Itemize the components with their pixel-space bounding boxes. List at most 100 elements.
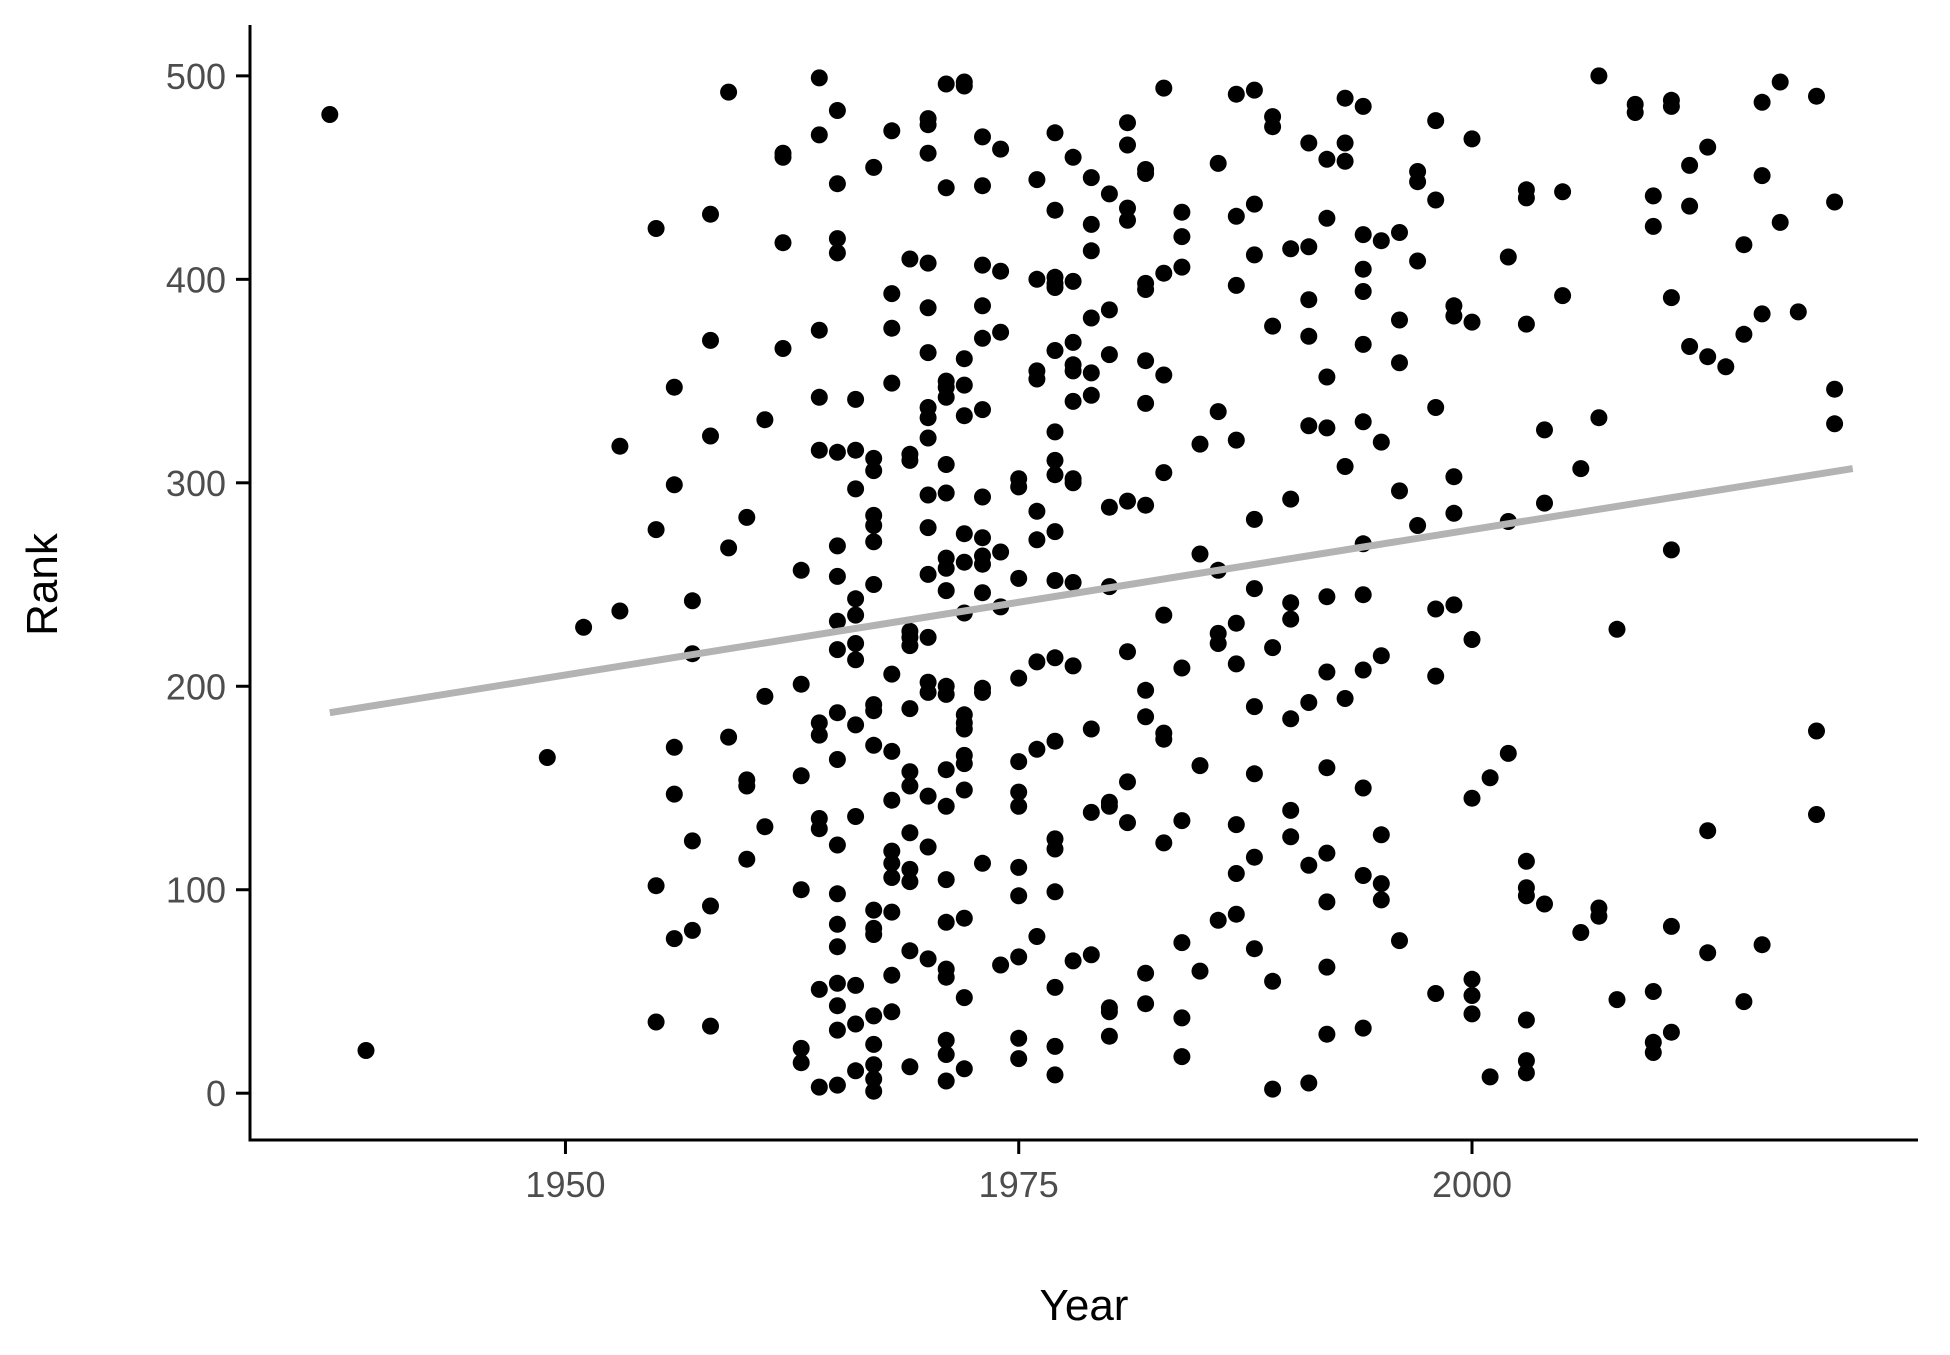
data-point: [1826, 380, 1844, 398]
data-point: [1082, 803, 1100, 821]
data-point: [901, 250, 919, 268]
data-point: [1082, 364, 1100, 382]
data-point: [1626, 104, 1644, 121]
data-point: [810, 1078, 828, 1096]
data-point: [955, 720, 973, 738]
x-tick-label: 1975: [979, 1164, 1059, 1205]
data-point: [738, 508, 756, 526]
data-point: [1227, 207, 1245, 225]
data-point: [1481, 769, 1499, 787]
data-point: [955, 77, 973, 95]
data-point: [1245, 765, 1263, 783]
data-point: [1046, 572, 1064, 589]
data-point: [1662, 97, 1680, 115]
data-point: [575, 618, 593, 636]
data-point: [1427, 112, 1445, 130]
data-point: [865, 1035, 883, 1053]
data-point: [937, 1031, 955, 1049]
data-point: [1699, 348, 1717, 366]
data-point: [1064, 272, 1082, 290]
data-point: [1590, 907, 1608, 925]
data-point: [1245, 246, 1263, 264]
data-point: [974, 555, 991, 573]
data-point: [1318, 209, 1336, 227]
data-point: [1427, 667, 1445, 685]
data-point: [792, 1039, 810, 1057]
data-point: [1227, 865, 1245, 882]
data-point: [1010, 858, 1028, 876]
data-point: [865, 158, 883, 176]
data-point: [847, 808, 865, 825]
data-point: [955, 909, 973, 927]
data-point: [847, 716, 865, 734]
data-point: [1227, 614, 1245, 632]
data-point: [1318, 893, 1336, 911]
data-point: [919, 565, 937, 583]
data-point: [1391, 482, 1408, 500]
data-point: [1826, 193, 1844, 211]
data-point: [1753, 167, 1771, 185]
data-point: [1209, 403, 1227, 421]
data-point: [1100, 498, 1118, 516]
data-point: [1227, 85, 1245, 103]
data-point: [1028, 928, 1046, 945]
data-point: [1644, 217, 1662, 235]
data-point: [974, 584, 991, 602]
data-point: [865, 1070, 883, 1088]
data-point: [1336, 690, 1354, 707]
data-point: [1354, 335, 1372, 353]
data-point: [1372, 232, 1390, 250]
data-point: [1282, 610, 1300, 628]
data-point: [1155, 730, 1173, 748]
data-point: [1137, 681, 1155, 699]
data-point: [1517, 1064, 1535, 1082]
data-point: [702, 1017, 719, 1035]
data-point: [865, 736, 883, 754]
data-point: [1391, 932, 1408, 950]
data-point: [1227, 431, 1245, 449]
data-point: [919, 519, 937, 537]
data-point: [1028, 740, 1046, 758]
data-point: [974, 683, 991, 701]
data-point: [1173, 203, 1191, 221]
data-point: [1282, 710, 1300, 728]
data-point: [1046, 523, 1064, 541]
data-point: [955, 1060, 973, 1078]
data-point: [1336, 152, 1354, 170]
data-point: [992, 956, 1010, 974]
data-point: [810, 980, 828, 998]
x-axis-ticks: 1950 1975 2000: [525, 1140, 1512, 1205]
data-point: [1046, 201, 1064, 219]
data-point: [865, 702, 883, 720]
data-point: [1137, 964, 1155, 982]
data-point: [1662, 541, 1680, 559]
data-point: [1445, 504, 1463, 522]
data-point: [1046, 978, 1064, 996]
data-point: [1590, 409, 1608, 427]
data-point: [955, 525, 973, 543]
data-point: [1010, 569, 1028, 587]
data-point: [937, 456, 955, 473]
y-axis-title: Rank: [18, 532, 67, 636]
data-point: [1082, 309, 1100, 327]
data-point: [1064, 392, 1082, 410]
data-point: [1336, 89, 1354, 107]
data-point: [1681, 197, 1699, 215]
data-point: [1137, 995, 1155, 1013]
data-point: [1517, 887, 1535, 905]
data-point: [1173, 258, 1191, 276]
data-point: [883, 966, 901, 984]
data-point: [1608, 620, 1626, 638]
data-point: [1318, 419, 1336, 437]
data-point: [1318, 958, 1336, 976]
data-point: [919, 409, 937, 427]
data-point: [1282, 828, 1300, 846]
data-point: [1119, 643, 1136, 661]
data-point: [828, 443, 846, 461]
data-point: [756, 687, 774, 705]
data-point: [611, 437, 629, 455]
data-point: [1789, 303, 1807, 321]
data-point: [1064, 333, 1082, 351]
data-point: [1064, 574, 1082, 591]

※

Written problem: Reproduce the material above line for line, without any changes, and leave out the picture.

Complete output:
Itemize the components with their pixel-space bounding boxes. List at most 100 elements.
data-point: [1826, 380, 1844, 398]
data-point: [1082, 803, 1100, 821]
data-point: [901, 250, 919, 268]
data-point: [1082, 364, 1100, 382]
data-point: [1626, 104, 1644, 121]
data-point: [810, 1078, 828, 1096]
data-point: [955, 720, 973, 738]
x-tick-label: 1975: [979, 1164, 1059, 1205]
data-point: [738, 508, 756, 526]
data-point: [1227, 207, 1245, 225]
data-point: [1481, 769, 1499, 787]
data-point: [955, 77, 973, 95]
data-point: [1245, 765, 1263, 783]
data-point: [1046, 572, 1064, 589]
data-point: [1662, 97, 1680, 115]
data-point: [575, 618, 593, 636]
data-point: [1427, 112, 1445, 130]
data-point: [865, 1035, 883, 1053]
data-point: [937, 1031, 955, 1049]
data-point: [1699, 348, 1717, 366]
data-point: [1064, 272, 1082, 290]
data-point: [1590, 907, 1608, 925]
data-point: [1245, 246, 1263, 264]
data-point: [974, 555, 991, 573]
data-point: [1318, 209, 1336, 227]
data-point: [1427, 667, 1445, 685]
data-point: [792, 1039, 810, 1057]
data-point: [1227, 865, 1245, 882]
data-point: [1010, 858, 1028, 876]
data-point: [865, 158, 883, 176]
data-point: [847, 808, 865, 825]
data-point: [955, 909, 973, 927]
data-point: [847, 716, 865, 734]
data-point: [1227, 614, 1245, 632]
data-point: [1318, 893, 1336, 911]
data-point: [919, 565, 937, 583]
data-point: [1391, 482, 1408, 500]
data-point: [1826, 193, 1844, 211]
data-point: [1753, 167, 1771, 185]
data-point: [1209, 403, 1227, 421]
data-point: [1100, 498, 1118, 516]
data-point: [1227, 85, 1245, 103]
data-point: [1028, 928, 1046, 945]
data-point: [1644, 217, 1662, 235]
data-point: [974, 584, 991, 602]
data-point: [865, 1070, 883, 1088]
data-point: [1336, 690, 1354, 707]
data-point: [1354, 335, 1372, 353]
data-point: [1372, 232, 1390, 250]
data-point: [1282, 610, 1300, 628]
data-point: [1155, 730, 1173, 748]
data-point: [1137, 681, 1155, 699]
data-point: [1517, 1064, 1535, 1082]
data-point: [702, 1017, 719, 1035]
data-point: [865, 736, 883, 754]
data-point: [1391, 932, 1408, 950]
data-point: [1227, 431, 1245, 449]
data-point: [919, 519, 937, 537]
data-point: [1028, 740, 1046, 758]
data-point: [974, 683, 991, 701]
data-point: [1173, 203, 1191, 221]
data-point: [1282, 710, 1300, 728]
data-point: [1046, 523, 1064, 541]
data-point: [955, 1060, 973, 1078]
data-point: [1336, 152, 1354, 170]
data-point: [992, 956, 1010, 974]
data-point: [810, 980, 828, 998]
x-axis-ticks: 1950 1975 2000: [525, 1140, 1512, 1205]
data-point: [1046, 201, 1064, 219]
data-point: [865, 702, 883, 720]
data-point: [1137, 964, 1155, 982]
data-point: [1662, 541, 1680, 559]
data-point: [1445, 504, 1463, 522]
data-point: [1046, 978, 1064, 996]
data-point: [1590, 409, 1608, 427]
data-point: [955, 525, 973, 543]
data-point: [1010, 569, 1028, 587]
data-point: [937, 456, 955, 473]
y-axis-title: Rank: [18, 532, 67, 636]
data-point: [1082, 309, 1100, 327]
data-point: [1064, 392, 1082, 410]
data-point: [1336, 89, 1354, 107]
data-point: [1681, 197, 1699, 215]
data-point: [1137, 995, 1155, 1013]
data-point: [1517, 887, 1535, 905]
data-point: [1173, 258, 1191, 276]
data-point: [883, 966, 901, 984]
data-point: [1608, 620, 1626, 638]
data-point: [1318, 419, 1336, 437]
data-point: [1318, 958, 1336, 976]
data-point: [919, 409, 937, 427]
data-point: [1282, 828, 1300, 846]
data-point: [1119, 643, 1136, 661]
data-point: [828, 443, 846, 461]
data-point: [756, 687, 774, 705]
data-point: [611, 437, 629, 455]
data-point: [1789, 303, 1807, 321]
data-point: [1064, 333, 1082, 351]
data-point: [1064, 574, 1082, 591]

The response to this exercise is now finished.